<<<<

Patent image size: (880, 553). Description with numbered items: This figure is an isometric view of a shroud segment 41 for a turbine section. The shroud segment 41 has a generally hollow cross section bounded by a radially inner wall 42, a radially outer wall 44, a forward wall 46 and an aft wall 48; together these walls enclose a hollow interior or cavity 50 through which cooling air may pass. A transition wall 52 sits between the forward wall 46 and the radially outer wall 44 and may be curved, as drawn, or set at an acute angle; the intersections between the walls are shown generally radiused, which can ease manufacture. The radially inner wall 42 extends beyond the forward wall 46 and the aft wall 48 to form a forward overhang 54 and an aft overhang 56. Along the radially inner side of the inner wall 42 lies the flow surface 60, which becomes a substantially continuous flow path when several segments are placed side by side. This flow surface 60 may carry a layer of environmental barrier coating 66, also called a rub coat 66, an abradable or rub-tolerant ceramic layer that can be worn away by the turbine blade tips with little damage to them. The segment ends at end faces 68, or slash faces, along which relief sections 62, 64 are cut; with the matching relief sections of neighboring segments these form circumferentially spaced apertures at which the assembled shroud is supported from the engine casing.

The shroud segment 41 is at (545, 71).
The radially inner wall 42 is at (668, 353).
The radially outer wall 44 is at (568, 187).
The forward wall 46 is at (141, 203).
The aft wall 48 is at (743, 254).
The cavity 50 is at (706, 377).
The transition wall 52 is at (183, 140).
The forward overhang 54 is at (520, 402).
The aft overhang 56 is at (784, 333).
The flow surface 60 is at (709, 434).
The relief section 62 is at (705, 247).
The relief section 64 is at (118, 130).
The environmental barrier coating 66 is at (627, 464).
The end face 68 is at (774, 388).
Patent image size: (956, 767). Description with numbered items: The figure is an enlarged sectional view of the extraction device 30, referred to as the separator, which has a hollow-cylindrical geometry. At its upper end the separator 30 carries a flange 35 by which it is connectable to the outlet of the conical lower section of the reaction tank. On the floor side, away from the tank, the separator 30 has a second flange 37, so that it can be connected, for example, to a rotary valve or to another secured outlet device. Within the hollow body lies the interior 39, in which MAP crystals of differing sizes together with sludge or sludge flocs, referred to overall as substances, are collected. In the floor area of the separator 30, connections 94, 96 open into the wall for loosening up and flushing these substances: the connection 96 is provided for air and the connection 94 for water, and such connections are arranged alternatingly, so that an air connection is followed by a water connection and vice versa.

>>>>
<<<<

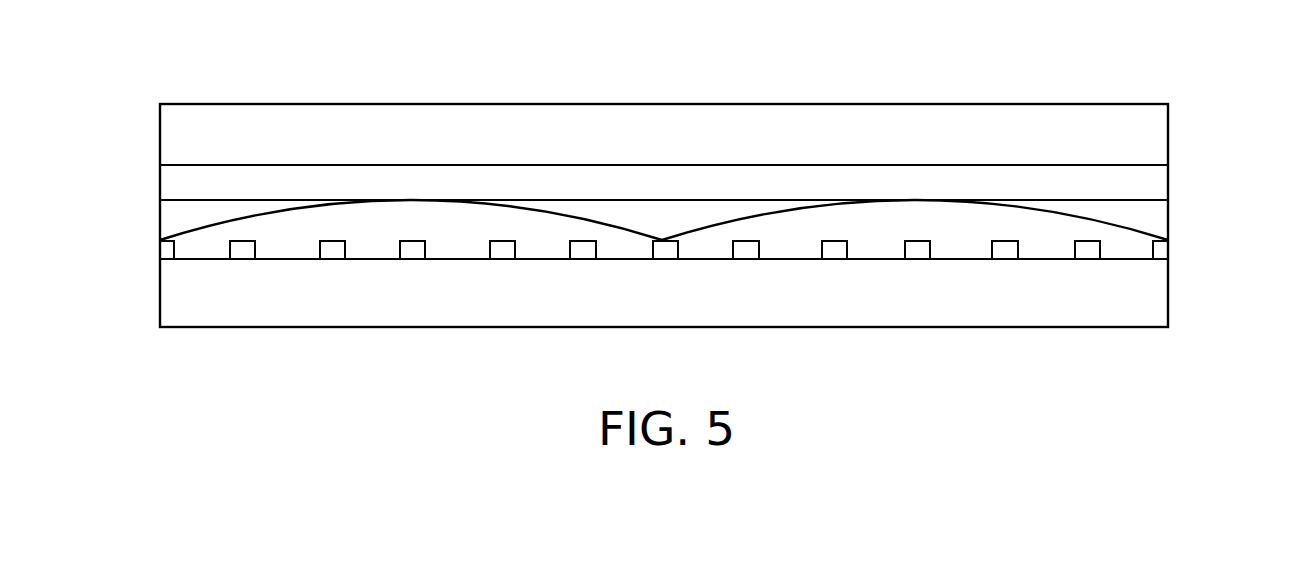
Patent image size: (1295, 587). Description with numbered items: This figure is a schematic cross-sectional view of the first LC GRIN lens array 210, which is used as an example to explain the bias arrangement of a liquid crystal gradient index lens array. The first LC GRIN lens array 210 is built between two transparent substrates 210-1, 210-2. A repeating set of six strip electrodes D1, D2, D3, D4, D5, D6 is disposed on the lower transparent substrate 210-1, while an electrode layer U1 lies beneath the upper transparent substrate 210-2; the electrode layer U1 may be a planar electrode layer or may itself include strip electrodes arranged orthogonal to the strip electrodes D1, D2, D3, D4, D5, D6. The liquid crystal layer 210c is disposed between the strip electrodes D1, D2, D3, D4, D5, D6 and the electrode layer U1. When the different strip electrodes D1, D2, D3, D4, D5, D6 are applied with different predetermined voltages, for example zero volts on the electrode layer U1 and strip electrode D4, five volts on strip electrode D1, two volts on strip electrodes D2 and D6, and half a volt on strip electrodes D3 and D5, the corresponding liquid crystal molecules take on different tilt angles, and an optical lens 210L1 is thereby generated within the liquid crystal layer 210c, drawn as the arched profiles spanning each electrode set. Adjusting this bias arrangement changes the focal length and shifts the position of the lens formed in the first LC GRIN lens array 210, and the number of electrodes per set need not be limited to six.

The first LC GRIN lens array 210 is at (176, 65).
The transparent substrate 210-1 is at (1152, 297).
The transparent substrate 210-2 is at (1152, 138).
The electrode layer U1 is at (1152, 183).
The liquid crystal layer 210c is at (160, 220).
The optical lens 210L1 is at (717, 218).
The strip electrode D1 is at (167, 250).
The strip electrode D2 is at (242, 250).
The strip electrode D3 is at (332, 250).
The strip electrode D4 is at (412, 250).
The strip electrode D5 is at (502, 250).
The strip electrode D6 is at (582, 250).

>>>>

DIRECTION:
Rewrite the records from the line containing "Patent image size: (880, 553)." to the line containing "The environmental barrier", both included, as a numbered list with the blank lines omitted.

RESULT:
1. Patent image size: (880, 553). Description with numbered items: This figure is an isometric view of a shroud segment 41 for a turbine section. The shroud segment 41 has a generally hollow cross section bounded by a radially inner wall 42, a radially outer wall 44, a forward wall 46 and an aft wall 48; together these walls enclose a hollow interior or cavity 50 through which cooling air may pass. A transition wall 52 sits between the forward wall 46 and the radially outer wall 44 and may be curved, as drawn, or set at an acute angle; the intersections between the walls are shown generally radiused, which can ease manufacture. The radially inner wall 42 extends beyond the forward wall 46 and the aft wall 48 to form a forward overhang 54 and an aft overhang 56. Along the radially inner side of the inner wall 42 lies the flow surface 60, which becomes a substantially continuous flow path when several segments are placed side by side. This flow surface 60 may carry a layer of environmental barrier coating 66, also called a rub coat 66, an abradable or rub-tolerant ceramic layer that can be worn away by the turbine blade tips with little damage to them. The segment ends at end faces 68, or slash faces, along which relief sections 62, 64 are cut; with the matching relief sections of neighboring segments these form circumferentially spaced apertures at which the assembled shroud is supported from the engine casing.
2. The shroud segment 41 is at (545, 71).
3. The radially inner wall 42 is at (668, 353).
4. The radially outer wall 44 is at (568, 187).
5. The forward wall 46 is at (141, 203).
6. The aft wall 48 is at (743, 254).
7. The cavity 50 is at (706, 377).
8. The transition wall 52 is at (183, 140).
9. The forward overhang 54 is at (520, 402).
10. The aft overhang 56 is at (784, 333).
11. The flow surface 60 is at (709, 434).
12. The relief section 62 is at (705, 247).
13. The relief section 64 is at (118, 130).
14. The environmental barrier coating 66 is at (627, 464).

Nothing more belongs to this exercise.